Exercise details:
Gather up all lines that carry the word "milk".

--- Start Input records ---

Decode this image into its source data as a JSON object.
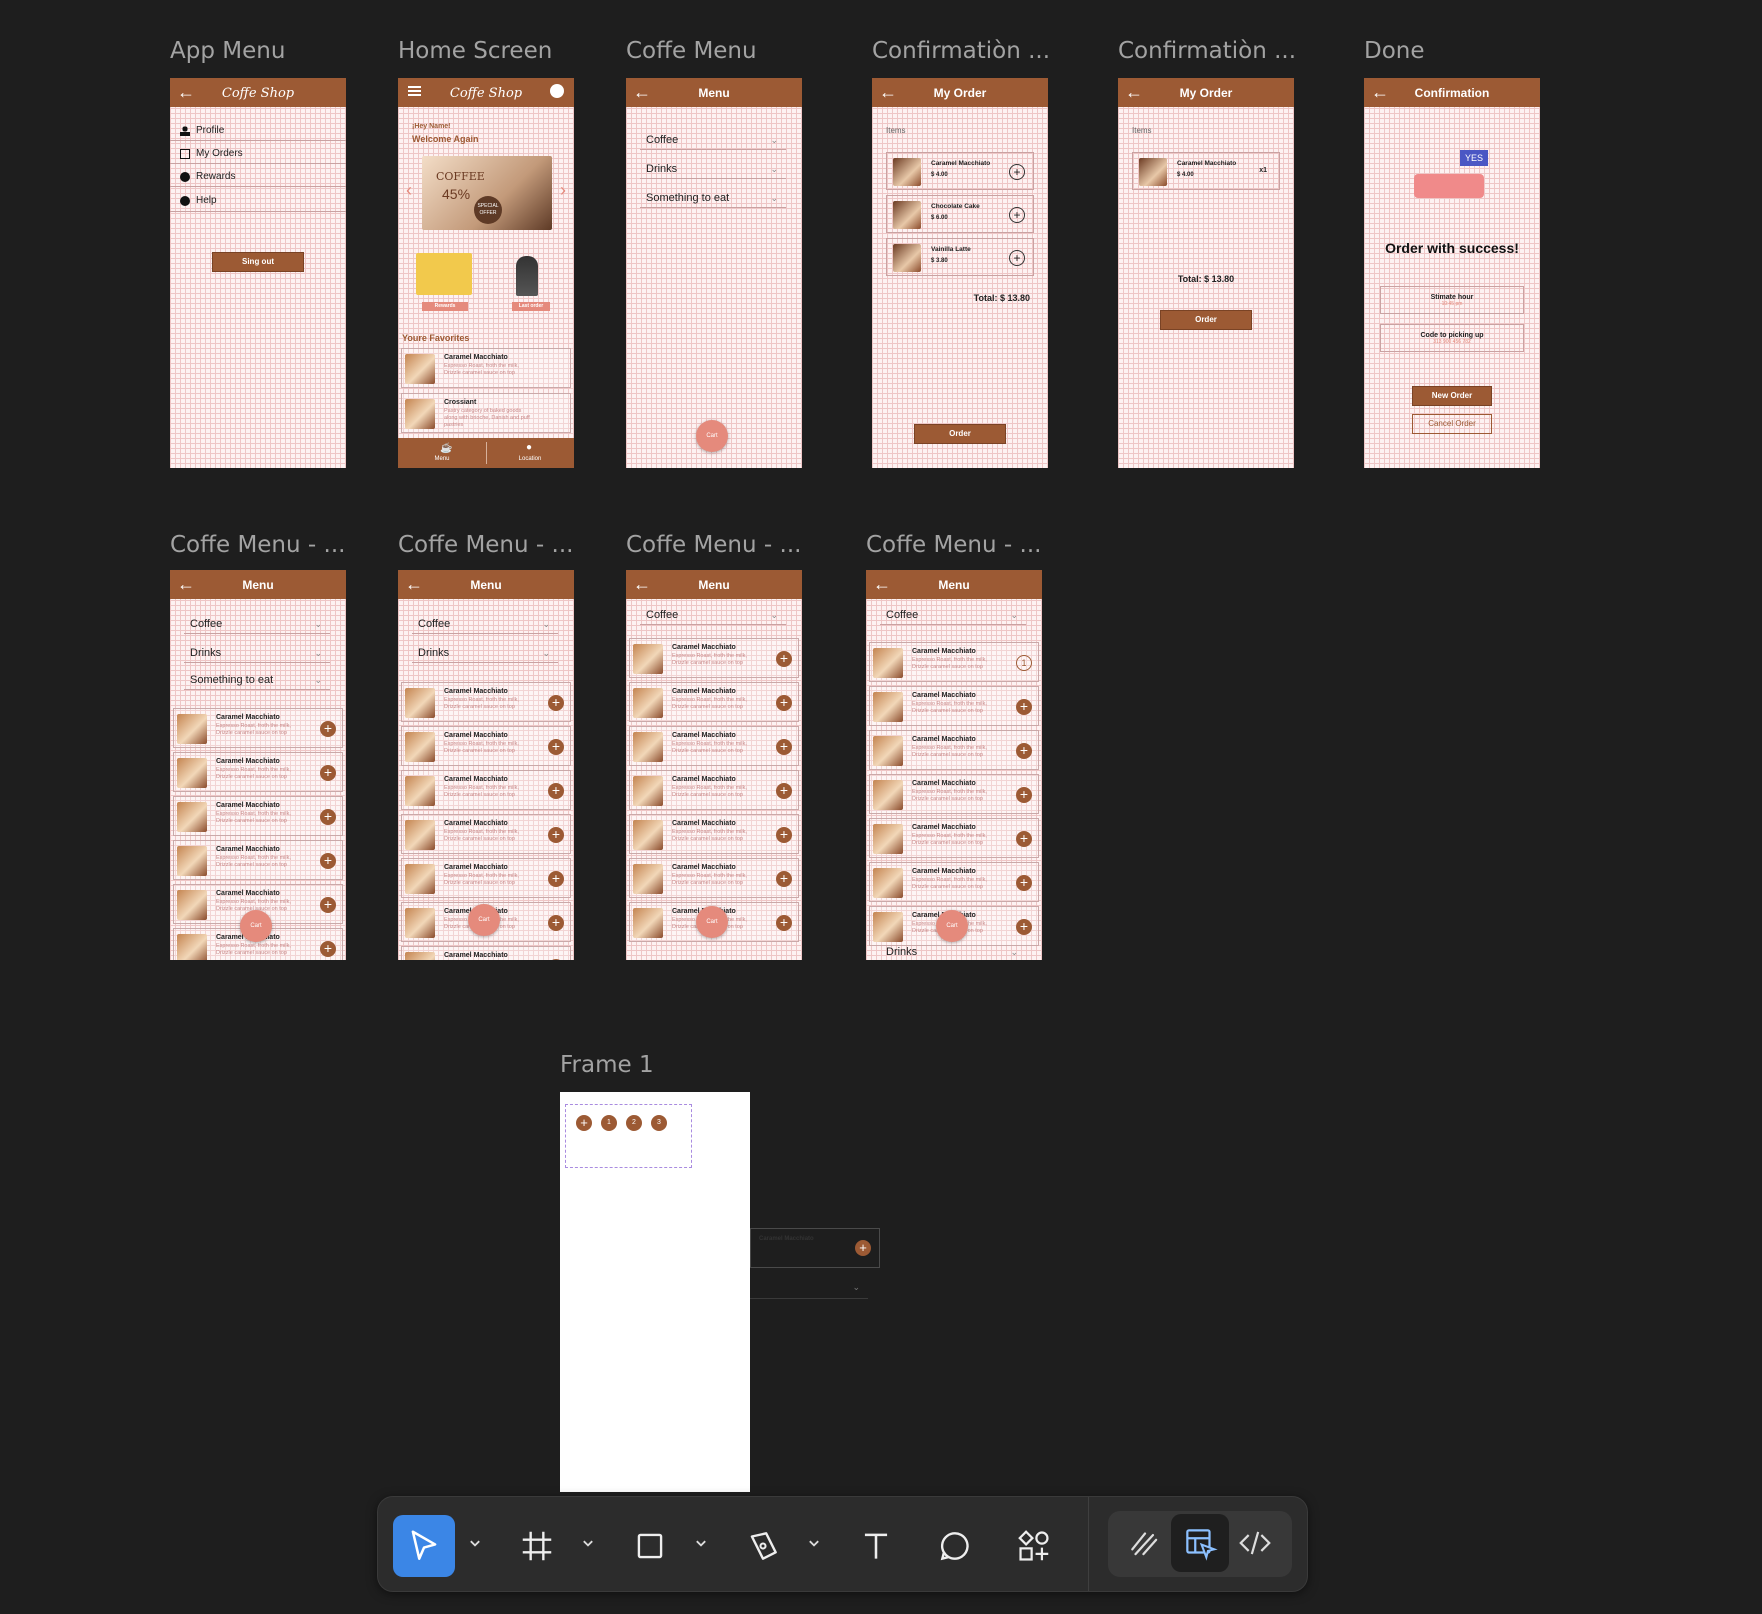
{
  "frames": {
    "app_menu": {
      "label": "App Menu",
      "title": "Coffe Shop",
      "items": [
        "Profile",
        "My Orders",
        "Rewards",
        "Help"
      ],
      "sign_out": "Sing out"
    },
    "home": {
      "label": "Home Screen",
      "title": "Coffe Shop",
      "greeting": "¡Hey Name!",
      "welcome": "Welcome Again",
      "banner_word": "COFFEE",
      "banner_pct": "45%",
      "banner_offer": "SPECIAL OFFER",
      "rewards": "Rewards",
      "last_order": "Last order",
      "favorites_title": "Youre Favorites",
      "favorites": [
        {
          "name": "Caramel Macchiato",
          "desc": "Espresso Roast, froth the milk, Drizzle caramel sauce on top"
        },
        {
          "name": "Crossiant",
          "desc": "Pastry category of baked goods along with brioche, Danish and puff pastries"
        }
      ],
      "nav": [
        "Menu",
        "Location"
      ]
    },
    "coffe_menu": {
      "label": "Coffe Menu",
      "title": "Menu",
      "dropdowns": [
        "Coffee",
        "Drinks",
        "Something to eat"
      ],
      "cart": "Cart"
    },
    "confirm1": {
      "label": "Confirmatiòn ...",
      "title": "My Order",
      "items_label": "Items",
      "items": [
        {
          "name": "Caramel Macchiato",
          "price": "$ 4.00"
        },
        {
          "name": "Chocolate Cake",
          "price": "$ 6.00"
        },
        {
          "name": "Vainilla Latte",
          "price": "$ 3.80"
        }
      ],
      "total": "Total: $ 13.80",
      "order": "Order"
    },
    "confirm2": {
      "label": "Confirmatiòn ...",
      "title": "My Order",
      "items_label": "Items",
      "item": {
        "name": "Caramel Macchiato",
        "price": "$ 4.00",
        "qty": "x1"
      },
      "total": "Total: $ 13.80",
      "order": "Order"
    },
    "done": {
      "label": "Done",
      "title": "Confirmation",
      "yes": "YES",
      "success": "Order with success!",
      "estimate": "Stimate hour",
      "estimate_val": "10:45 pm",
      "code": "Code to picking up",
      "code_val": "313 900 456 782",
      "new_order": "New Order",
      "cancel_order": "Cancel Order"
    },
    "variants": {
      "label": "Coffe Menu - ...",
      "title": "Menu",
      "item_name": "Caramel Macchiato",
      "item_desc": "Espresso Roast, froth the milk, Drizzle caramel sauce on top",
      "coffee": "Coffee",
      "drinks": "Drinks",
      "something": "Something to eat",
      "cart": "Cart",
      "qty": "1"
    },
    "frame1": {
      "label": "Frame 1",
      "steps": [
        "+",
        "1",
        "2",
        "3"
      ],
      "item_name": "Caramel Macchiato"
    }
  },
  "toolbar": {
    "tools": [
      "move-tool",
      "frame-tool",
      "rectangle-tool",
      "pen-tool",
      "text-tool",
      "comment-tool",
      "components-tool"
    ],
    "modes": [
      "draw-mode",
      "design-mode",
      "dev-mode"
    ],
    "active": "move-tool",
    "accent": "#3b86e6"
  }
}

--- End Input records ---

Right answer:
          "desc": "Espresso Roast, froth the milk, Drizzle caramel sauce on top"
      "item_desc": "Espresso Roast, froth the milk, Drizzle caramel sauce on top",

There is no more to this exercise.